What is asked: All records below must be retyped exactly.

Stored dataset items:

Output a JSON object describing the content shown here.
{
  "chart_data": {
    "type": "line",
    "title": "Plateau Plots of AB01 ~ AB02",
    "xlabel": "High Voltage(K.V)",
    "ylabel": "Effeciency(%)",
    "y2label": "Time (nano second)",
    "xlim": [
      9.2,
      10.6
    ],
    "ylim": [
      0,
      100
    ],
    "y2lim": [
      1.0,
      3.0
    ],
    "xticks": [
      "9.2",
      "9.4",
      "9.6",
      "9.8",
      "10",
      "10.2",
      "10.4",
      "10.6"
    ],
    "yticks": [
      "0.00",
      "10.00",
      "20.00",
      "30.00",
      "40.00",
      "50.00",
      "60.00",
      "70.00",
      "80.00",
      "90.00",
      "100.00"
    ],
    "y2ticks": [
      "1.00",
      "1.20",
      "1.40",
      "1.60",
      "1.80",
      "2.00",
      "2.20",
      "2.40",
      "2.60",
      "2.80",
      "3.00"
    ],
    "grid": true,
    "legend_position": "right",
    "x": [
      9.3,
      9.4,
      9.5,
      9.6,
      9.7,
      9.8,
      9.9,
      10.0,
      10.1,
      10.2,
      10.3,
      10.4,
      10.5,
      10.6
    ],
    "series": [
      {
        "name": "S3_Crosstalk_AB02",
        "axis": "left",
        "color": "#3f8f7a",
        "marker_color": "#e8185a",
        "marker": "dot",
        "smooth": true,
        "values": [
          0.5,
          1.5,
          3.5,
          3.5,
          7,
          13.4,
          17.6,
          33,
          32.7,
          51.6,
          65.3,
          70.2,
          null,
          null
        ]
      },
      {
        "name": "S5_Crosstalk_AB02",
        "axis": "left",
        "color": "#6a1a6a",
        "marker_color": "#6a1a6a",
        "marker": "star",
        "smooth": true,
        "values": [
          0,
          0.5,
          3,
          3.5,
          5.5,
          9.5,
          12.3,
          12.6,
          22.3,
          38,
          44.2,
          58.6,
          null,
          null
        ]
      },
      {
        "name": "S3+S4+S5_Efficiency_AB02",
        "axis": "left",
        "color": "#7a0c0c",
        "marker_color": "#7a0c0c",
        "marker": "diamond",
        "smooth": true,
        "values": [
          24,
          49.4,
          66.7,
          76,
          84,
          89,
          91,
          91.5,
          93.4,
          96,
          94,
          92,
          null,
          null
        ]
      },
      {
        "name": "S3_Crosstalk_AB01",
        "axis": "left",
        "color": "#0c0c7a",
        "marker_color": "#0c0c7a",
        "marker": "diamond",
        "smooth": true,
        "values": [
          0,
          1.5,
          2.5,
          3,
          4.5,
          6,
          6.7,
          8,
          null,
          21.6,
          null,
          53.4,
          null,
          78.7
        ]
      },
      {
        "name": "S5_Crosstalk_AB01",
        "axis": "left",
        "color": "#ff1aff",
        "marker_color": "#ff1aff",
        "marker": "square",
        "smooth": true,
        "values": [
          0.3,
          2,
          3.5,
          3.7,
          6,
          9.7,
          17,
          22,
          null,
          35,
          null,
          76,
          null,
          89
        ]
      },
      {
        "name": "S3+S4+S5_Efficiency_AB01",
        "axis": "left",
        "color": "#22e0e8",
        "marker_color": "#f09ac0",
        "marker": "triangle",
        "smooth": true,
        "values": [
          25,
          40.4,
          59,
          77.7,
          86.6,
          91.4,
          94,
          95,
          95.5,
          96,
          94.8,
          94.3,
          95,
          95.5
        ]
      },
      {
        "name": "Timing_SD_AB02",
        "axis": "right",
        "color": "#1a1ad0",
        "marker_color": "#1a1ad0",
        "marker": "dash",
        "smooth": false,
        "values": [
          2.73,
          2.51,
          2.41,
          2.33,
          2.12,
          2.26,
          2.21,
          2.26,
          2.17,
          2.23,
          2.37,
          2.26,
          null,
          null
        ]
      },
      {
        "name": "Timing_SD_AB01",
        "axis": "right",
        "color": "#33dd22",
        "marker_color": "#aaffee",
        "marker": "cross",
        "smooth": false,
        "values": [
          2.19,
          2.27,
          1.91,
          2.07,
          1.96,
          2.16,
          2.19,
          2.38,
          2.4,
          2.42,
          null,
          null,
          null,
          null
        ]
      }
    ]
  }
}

Complete output:
Output a JSON object describing the content shown here.
{
  "chart_data": {
    "type": "line",
    "title": "Plateau Plots of AB01 ~ AB02",
    "xlabel": "High Voltage(K.V)",
    "ylabel": "Effeciency(%)",
    "y2label": "Time (nano second)",
    "xlim": [
      9.2,
      10.6
    ],
    "ylim": [
      0,
      100
    ],
    "y2lim": [
      1.0,
      3.0
    ],
    "xticks": [
      "9.2",
      "9.4",
      "9.6",
      "9.8",
      "10",
      "10.2",
      "10.4",
      "10.6"
    ],
    "yticks": [
      "0.00",
      "10.00",
      "20.00",
      "30.00",
      "40.00",
      "50.00",
      "60.00",
      "70.00",
      "80.00",
      "90.00",
      "100.00"
    ],
    "y2ticks": [
      "1.00",
      "1.20",
      "1.40",
      "1.60",
      "1.80",
      "2.00",
      "2.20",
      "2.40",
      "2.60",
      "2.80",
      "3.00"
    ],
    "grid": true,
    "legend_position": "right",
    "x": [
      9.3,
      9.4,
      9.5,
      9.6,
      9.7,
      9.8,
      9.9,
      10.0,
      10.1,
      10.2,
      10.3,
      10.4,
      10.5,
      10.6
    ],
    "series": [
      {
        "name": "S3_Crosstalk_AB02",
        "axis": "left",
        "color": "#3f8f7a",
        "marker_color": "#e8185a",
        "marker": "dot",
        "smooth": true,
        "values": [
          0.5,
          1.5,
          3.5,
          3.5,
          7,
          13.4,
          17.6,
          33,
          32.7,
          51.6,
          65.3,
          70.2,
          null,
          null
        ]
      },
      {
        "name": "S5_Crosstalk_AB02",
        "axis": "left",
        "color": "#6a1a6a",
        "marker_color": "#6a1a6a",
        "marker": "star",
        "smooth": true,
        "values": [
          0,
          0.5,
          3,
          3.5,
          5.5,
          9.5,
          12.3,
          12.6,
          22.3,
          38,
          44.2,
          58.6,
          null,
          null
        ]
      },
      {
        "name": "S3+S4+S5_Efficiency_AB02",
        "axis": "left",
        "color": "#7a0c0c",
        "marker_color": "#7a0c0c",
        "marker": "diamond",
        "smooth": true,
        "values": [
          24,
          49.4,
          66.7,
          76,
          84,
          89,
          91,
          91.5,
          93.4,
          96,
          94,
          92,
          null,
          null
        ]
      },
      {
        "name": "S3_Crosstalk_AB01",
        "axis": "left",
        "color": "#0c0c7a",
        "marker_color": "#0c0c7a",
        "marker": "diamond",
        "smooth": true,
        "values": [
          0,
          1.5,
          2.5,
          3,
          4.5,
          6,
          6.7,
          8,
          null,
          21.6,
          null,
          53.4,
          null,
          78.7
        ]
      },
      {
        "name": "S5_Crosstalk_AB01",
        "axis": "left",
        "color": "#ff1aff",
        "marker_color": "#ff1aff",
        "marker": "square",
        "smooth": true,
        "values": [
          0.3,
          2,
          3.5,
          3.7,
          6,
          9.7,
          17,
          22,
          null,
          35,
          null,
          76,
          null,
          89
        ]
      },
      {
        "name": "S3+S4+S5_Efficiency_AB01",
        "axis": "left",
        "color": "#22e0e8",
        "marker_color": "#f09ac0",
        "marker": "triangle",
        "smooth": true,
        "values": [
          25,
          40.4,
          59,
          77.7,
          86.6,
          91.4,
          94,
          95,
          95.5,
          96,
          94.8,
          94.3,
          95,
          95.5
        ]
      },
      {
        "name": "Timing_SD_AB02",
        "axis": "right",
        "color": "#1a1ad0",
        "marker_color": "#1a1ad0",
        "marker": "dash",
        "smooth": false,
        "values": [
          2.73,
          2.51,
          2.41,
          2.33,
          2.12,
          2.26,
          2.21,
          2.26,
          2.17,
          2.23,
          2.37,
          2.26,
          null,
          null
        ]
      },
      {
        "name": "Timing_SD_AB01",
        "axis": "right",
        "color": "#33dd22",
        "marker_color": "#aaffee",
        "marker": "cross",
        "smooth": false,
        "values": [
          2.19,
          2.27,
          1.91,
          2.07,
          1.96,
          2.16,
          2.19,
          2.38,
          2.4,
          2.42,
          null,
          null,
          null,
          null
        ]
      }
    ]
  }
}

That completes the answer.